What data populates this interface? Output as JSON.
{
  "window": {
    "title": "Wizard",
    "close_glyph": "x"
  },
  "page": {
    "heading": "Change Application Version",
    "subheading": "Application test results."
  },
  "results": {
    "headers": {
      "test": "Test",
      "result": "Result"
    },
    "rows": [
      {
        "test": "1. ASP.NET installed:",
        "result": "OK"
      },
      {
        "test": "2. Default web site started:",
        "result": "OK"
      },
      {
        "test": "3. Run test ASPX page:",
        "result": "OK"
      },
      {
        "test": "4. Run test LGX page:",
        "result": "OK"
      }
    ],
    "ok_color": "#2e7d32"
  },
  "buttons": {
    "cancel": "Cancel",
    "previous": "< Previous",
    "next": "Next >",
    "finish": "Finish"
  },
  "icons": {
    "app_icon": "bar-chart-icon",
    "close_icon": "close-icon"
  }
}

========================================

= TASK PROMPT =
Repeat back the data above, exact to the last character.

= FINAL RESULT =
What data populates this interface? Output as JSON.
{
  "window": {
    "title": "Wizard",
    "close_glyph": "x"
  },
  "page": {
    "heading": "Change Application Version",
    "subheading": "Application test results."
  },
  "results": {
    "headers": {
      "test": "Test",
      "result": "Result"
    },
    "rows": [
      {
        "test": "1. ASP.NET installed:",
        "result": "OK"
      },
      {
        "test": "2. Default web site started:",
        "result": "OK"
      },
      {
        "test": "3. Run test ASPX page:",
        "result": "OK"
      },
      {
        "test": "4. Run test LGX page:",
        "result": "OK"
      }
    ],
    "ok_color": "#2e7d32"
  },
  "buttons": {
    "cancel": "Cancel",
    "previous": "< Previous",
    "next": "Next >",
    "finish": "Finish"
  },
  "icons": {
    "app_icon": "bar-chart-icon",
    "close_icon": "close-icon"
  }
}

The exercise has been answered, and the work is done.